→ Provided material:
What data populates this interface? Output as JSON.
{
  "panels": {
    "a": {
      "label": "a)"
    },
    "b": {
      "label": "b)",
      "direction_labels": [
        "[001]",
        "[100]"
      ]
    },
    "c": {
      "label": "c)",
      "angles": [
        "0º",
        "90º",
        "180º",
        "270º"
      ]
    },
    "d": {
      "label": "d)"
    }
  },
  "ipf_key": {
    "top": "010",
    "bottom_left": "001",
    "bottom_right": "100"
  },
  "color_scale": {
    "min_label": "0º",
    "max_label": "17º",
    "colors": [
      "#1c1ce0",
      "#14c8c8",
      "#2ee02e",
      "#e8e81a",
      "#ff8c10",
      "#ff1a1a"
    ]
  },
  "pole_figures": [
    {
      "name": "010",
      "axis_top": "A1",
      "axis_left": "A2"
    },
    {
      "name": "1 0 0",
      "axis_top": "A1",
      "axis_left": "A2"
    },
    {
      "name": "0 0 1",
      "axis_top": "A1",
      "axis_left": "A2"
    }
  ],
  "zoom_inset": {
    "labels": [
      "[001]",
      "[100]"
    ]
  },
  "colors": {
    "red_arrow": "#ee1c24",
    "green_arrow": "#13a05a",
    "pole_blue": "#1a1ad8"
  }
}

→ The problem: Extract all of the data shown above and repeat it verbatim.

→ Solution to this task:
What data populates this interface? Output as JSON.
{
  "panels": {
    "a": {
      "label": "a)"
    },
    "b": {
      "label": "b)",
      "direction_labels": [
        "[001]",
        "[100]"
      ]
    },
    "c": {
      "label": "c)",
      "angles": [
        "0º",
        "90º",
        "180º",
        "270º"
      ]
    },
    "d": {
      "label": "d)"
    }
  },
  "ipf_key": {
    "top": "010",
    "bottom_left": "001",
    "bottom_right": "100"
  },
  "color_scale": {
    "min_label": "0º",
    "max_label": "17º",
    "colors": [
      "#1c1ce0",
      "#14c8c8",
      "#2ee02e",
      "#e8e81a",
      "#ff8c10",
      "#ff1a1a"
    ]
  },
  "pole_figures": [
    {
      "name": "010",
      "axis_top": "A1",
      "axis_left": "A2"
    },
    {
      "name": "1 0 0",
      "axis_top": "A1",
      "axis_left": "A2"
    },
    {
      "name": "0 0 1",
      "axis_top": "A1",
      "axis_left": "A2"
    }
  ],
  "zoom_inset": {
    "labels": [
      "[001]",
      "[100]"
    ]
  },
  "colors": {
    "red_arrow": "#ee1c24",
    "green_arrow": "#13a05a",
    "pole_blue": "#1a1ad8"
  }
}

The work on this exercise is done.